▶ [Aim of the exercise]: Gather every line in the records below that contains the word "JSON".

━━━━━ Entries shown ━━━━━

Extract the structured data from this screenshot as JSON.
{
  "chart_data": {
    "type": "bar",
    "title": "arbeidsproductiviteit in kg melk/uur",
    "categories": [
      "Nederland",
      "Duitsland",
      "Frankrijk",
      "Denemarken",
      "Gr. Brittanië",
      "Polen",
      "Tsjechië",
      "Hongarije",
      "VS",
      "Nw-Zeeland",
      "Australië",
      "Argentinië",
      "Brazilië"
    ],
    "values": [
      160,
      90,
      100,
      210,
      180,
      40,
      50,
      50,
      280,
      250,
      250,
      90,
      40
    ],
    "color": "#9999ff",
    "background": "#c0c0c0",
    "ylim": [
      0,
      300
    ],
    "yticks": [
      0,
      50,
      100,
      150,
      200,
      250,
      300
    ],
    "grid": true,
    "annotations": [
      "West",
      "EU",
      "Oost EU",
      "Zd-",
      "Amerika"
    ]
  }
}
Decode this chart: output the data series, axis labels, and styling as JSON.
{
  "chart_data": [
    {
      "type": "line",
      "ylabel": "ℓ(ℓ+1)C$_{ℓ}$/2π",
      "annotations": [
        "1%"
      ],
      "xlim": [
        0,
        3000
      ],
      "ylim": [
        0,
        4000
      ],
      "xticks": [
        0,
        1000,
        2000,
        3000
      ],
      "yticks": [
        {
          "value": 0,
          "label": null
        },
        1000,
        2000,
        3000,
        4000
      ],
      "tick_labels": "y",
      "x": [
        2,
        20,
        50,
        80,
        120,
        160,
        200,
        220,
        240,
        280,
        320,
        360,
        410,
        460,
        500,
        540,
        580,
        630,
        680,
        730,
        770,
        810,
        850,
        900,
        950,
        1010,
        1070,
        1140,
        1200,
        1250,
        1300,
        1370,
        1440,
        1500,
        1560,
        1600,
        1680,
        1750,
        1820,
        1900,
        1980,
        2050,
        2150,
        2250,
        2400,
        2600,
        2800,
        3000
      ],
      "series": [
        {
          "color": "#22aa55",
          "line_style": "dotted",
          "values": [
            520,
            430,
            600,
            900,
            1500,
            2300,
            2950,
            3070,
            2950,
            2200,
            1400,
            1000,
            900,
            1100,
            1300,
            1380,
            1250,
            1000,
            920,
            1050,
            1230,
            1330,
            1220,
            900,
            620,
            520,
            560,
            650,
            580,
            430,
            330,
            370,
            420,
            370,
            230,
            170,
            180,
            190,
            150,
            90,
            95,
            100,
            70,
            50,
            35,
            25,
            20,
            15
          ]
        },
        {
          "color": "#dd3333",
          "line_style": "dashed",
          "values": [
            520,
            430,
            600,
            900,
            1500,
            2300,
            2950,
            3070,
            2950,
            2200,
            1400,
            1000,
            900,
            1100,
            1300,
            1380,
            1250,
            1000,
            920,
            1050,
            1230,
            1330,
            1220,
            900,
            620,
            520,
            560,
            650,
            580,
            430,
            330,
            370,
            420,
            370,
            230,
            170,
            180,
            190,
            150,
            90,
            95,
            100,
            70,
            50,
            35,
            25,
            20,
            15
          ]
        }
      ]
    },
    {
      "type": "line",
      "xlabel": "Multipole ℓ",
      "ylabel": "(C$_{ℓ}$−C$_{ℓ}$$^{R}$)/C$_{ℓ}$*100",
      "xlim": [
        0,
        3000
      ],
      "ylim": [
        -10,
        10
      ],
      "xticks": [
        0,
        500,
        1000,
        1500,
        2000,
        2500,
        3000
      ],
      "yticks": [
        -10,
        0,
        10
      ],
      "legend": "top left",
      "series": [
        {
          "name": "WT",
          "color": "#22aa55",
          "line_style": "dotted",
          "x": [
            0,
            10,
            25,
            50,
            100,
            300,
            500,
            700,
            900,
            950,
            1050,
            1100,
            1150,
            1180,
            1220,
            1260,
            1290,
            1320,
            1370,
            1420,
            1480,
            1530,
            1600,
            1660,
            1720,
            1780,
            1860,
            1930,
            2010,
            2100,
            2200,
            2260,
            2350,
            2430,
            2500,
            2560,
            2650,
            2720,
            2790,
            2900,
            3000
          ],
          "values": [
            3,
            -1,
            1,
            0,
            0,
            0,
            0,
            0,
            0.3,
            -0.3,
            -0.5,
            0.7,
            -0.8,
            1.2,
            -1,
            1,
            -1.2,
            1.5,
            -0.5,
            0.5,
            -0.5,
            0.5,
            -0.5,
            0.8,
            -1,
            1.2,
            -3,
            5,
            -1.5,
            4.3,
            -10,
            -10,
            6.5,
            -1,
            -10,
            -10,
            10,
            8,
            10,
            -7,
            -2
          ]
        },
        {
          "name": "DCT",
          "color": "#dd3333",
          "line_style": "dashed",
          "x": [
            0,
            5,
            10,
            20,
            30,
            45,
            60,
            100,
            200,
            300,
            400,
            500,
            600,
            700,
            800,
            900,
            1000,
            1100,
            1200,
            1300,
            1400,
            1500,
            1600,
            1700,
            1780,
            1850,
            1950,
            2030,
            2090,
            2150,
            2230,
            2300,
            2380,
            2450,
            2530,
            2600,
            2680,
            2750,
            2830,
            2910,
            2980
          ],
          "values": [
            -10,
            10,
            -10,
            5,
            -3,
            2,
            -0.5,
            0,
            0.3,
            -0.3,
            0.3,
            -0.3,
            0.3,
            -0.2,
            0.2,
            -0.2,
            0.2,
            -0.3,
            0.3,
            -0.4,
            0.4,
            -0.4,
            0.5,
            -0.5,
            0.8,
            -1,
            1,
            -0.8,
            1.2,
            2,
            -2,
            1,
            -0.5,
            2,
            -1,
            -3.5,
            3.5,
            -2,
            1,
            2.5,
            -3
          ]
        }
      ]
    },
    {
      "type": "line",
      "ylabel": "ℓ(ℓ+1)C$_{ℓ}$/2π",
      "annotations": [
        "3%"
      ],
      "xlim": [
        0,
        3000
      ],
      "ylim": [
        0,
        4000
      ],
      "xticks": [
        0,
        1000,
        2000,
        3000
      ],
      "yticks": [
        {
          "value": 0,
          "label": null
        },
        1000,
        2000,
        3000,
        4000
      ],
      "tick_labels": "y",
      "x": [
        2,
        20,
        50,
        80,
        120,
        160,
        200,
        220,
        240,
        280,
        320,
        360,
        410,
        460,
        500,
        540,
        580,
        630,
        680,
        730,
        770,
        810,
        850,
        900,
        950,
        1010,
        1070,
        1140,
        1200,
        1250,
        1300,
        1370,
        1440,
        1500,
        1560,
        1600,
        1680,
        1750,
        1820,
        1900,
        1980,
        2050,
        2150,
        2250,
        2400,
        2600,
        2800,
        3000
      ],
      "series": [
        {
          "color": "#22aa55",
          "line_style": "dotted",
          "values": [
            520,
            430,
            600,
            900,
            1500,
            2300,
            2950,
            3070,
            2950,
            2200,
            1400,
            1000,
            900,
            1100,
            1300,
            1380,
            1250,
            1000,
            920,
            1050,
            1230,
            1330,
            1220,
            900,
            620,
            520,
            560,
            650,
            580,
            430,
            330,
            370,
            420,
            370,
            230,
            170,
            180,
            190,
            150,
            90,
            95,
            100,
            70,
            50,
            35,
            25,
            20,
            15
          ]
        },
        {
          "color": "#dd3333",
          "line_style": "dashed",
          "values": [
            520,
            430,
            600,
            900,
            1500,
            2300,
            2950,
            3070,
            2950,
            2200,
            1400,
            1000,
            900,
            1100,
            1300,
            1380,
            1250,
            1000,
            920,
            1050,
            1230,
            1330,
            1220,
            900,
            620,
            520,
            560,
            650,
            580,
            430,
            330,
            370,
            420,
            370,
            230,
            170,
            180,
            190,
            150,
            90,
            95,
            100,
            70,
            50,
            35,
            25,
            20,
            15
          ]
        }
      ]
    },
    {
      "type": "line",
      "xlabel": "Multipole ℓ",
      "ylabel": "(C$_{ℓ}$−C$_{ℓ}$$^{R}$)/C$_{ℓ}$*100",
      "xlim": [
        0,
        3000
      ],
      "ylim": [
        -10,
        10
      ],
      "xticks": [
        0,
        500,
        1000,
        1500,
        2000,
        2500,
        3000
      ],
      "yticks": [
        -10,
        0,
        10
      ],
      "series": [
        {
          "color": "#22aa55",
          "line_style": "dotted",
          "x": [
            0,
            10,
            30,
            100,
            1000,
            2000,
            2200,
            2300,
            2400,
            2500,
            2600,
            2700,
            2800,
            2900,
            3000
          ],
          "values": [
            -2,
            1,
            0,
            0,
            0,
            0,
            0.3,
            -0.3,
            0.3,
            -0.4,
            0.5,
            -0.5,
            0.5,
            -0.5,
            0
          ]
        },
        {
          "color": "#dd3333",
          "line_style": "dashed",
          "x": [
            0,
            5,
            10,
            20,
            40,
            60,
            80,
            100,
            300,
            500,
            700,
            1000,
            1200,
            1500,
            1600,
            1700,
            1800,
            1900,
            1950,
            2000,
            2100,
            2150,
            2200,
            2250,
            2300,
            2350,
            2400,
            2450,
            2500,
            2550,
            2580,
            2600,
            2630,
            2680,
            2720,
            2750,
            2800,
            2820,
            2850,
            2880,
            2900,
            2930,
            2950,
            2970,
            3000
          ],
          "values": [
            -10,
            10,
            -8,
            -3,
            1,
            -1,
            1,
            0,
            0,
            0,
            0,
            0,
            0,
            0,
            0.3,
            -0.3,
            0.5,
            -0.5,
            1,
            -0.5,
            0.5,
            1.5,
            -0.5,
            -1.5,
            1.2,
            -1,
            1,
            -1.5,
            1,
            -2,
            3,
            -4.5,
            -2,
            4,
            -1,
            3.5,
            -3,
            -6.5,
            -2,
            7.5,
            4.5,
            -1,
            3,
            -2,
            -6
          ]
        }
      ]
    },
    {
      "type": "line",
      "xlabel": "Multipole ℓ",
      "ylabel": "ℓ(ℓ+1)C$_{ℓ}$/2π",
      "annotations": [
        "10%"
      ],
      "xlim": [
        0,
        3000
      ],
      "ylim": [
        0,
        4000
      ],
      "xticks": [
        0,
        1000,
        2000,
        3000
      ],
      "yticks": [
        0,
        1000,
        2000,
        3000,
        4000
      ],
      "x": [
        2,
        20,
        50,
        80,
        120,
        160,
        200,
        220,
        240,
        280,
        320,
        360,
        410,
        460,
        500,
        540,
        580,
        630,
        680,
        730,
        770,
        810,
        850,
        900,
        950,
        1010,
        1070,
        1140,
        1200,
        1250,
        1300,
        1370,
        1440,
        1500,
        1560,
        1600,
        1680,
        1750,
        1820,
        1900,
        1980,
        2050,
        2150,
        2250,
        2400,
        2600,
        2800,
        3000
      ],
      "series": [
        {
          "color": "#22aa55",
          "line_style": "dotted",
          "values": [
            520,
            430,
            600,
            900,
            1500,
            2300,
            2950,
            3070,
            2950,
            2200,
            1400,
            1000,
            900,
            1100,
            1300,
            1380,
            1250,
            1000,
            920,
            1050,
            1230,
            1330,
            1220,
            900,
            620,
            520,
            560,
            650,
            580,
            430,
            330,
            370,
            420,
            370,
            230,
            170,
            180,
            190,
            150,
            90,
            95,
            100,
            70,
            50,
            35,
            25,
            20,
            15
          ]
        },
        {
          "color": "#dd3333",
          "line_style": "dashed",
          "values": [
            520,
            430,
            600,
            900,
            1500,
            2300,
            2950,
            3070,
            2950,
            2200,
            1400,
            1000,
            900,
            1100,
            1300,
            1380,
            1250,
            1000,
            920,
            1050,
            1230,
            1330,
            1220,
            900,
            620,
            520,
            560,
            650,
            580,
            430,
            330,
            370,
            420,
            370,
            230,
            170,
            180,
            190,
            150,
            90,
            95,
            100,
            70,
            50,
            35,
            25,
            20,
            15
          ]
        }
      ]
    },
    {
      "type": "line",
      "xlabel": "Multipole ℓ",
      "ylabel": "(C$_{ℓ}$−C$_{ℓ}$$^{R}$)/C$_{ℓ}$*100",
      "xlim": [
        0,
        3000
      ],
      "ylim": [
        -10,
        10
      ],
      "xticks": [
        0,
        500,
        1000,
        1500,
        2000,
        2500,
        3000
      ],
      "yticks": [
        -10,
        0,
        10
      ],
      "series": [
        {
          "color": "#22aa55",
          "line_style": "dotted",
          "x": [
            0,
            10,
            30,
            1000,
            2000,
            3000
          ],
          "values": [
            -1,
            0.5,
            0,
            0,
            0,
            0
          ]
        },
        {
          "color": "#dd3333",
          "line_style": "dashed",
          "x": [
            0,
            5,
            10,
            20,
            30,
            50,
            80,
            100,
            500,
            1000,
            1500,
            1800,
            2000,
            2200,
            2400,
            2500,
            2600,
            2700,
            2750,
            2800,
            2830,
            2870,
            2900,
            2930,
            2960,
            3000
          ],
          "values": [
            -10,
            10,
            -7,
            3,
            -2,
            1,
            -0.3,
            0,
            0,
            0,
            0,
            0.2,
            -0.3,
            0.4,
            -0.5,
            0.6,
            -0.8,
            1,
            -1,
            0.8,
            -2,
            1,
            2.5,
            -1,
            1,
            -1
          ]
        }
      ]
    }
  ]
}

━━━━━

▶ [Reply]:
Extract the structured data from this screenshot as JSON.
Decode this chart: output the data series, axis labels, and styling as JSON.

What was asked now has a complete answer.